Exercise instructions:
Of all the lines in the records, how many hold the word "subtitle"? Answer with the number only.

Source records:
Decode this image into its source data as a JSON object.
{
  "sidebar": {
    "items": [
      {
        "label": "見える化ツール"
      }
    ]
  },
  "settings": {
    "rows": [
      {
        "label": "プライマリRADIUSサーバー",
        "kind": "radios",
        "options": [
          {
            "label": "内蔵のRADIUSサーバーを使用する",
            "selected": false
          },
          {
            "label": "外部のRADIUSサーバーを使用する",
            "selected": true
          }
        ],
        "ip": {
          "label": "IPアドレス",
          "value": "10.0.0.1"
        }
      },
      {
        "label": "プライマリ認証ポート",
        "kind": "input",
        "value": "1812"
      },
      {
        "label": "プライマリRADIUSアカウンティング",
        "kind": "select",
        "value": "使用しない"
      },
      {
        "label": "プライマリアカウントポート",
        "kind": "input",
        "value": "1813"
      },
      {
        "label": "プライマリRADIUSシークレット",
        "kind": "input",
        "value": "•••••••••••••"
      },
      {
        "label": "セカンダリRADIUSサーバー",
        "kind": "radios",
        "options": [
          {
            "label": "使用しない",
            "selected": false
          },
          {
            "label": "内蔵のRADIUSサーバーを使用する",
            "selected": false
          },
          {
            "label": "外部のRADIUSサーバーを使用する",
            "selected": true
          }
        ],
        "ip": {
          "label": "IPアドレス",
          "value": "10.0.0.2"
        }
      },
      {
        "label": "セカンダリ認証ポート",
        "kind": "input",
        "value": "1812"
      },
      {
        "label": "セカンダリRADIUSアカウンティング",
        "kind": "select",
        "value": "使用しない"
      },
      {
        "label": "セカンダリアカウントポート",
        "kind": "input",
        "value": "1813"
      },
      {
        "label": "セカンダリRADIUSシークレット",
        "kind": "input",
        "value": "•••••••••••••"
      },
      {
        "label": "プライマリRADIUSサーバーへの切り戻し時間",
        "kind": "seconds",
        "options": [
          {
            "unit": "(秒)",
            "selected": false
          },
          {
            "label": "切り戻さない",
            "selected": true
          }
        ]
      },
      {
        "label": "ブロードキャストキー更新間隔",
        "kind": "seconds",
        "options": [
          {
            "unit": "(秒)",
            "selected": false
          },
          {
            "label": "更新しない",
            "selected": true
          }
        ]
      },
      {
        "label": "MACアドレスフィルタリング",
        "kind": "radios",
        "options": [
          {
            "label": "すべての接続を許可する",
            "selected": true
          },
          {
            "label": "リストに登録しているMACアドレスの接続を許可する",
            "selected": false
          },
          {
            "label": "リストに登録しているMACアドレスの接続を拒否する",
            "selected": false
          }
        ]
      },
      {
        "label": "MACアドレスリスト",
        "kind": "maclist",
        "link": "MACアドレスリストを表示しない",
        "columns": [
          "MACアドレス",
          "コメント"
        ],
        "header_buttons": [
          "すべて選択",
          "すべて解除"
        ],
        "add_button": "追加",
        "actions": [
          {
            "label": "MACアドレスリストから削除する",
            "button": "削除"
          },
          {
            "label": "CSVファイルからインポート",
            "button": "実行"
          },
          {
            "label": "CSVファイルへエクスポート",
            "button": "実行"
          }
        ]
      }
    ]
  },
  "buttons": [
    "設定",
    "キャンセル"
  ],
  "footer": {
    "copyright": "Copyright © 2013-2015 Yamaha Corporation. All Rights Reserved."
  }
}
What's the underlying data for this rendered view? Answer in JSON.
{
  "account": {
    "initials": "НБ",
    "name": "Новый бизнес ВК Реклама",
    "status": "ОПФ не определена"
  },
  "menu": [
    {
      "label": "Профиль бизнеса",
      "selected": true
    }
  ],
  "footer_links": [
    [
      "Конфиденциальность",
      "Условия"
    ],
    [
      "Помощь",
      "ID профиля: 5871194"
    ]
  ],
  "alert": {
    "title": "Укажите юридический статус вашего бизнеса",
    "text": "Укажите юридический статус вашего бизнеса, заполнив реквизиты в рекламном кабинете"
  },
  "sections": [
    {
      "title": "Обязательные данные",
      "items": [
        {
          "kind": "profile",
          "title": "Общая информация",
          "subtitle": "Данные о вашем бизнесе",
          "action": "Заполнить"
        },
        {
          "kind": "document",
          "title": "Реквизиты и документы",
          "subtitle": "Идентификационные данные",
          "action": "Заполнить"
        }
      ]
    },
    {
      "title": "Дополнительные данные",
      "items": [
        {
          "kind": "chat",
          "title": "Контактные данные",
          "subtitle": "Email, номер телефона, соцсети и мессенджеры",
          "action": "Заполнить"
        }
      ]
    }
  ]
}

Answer to this exercise:
3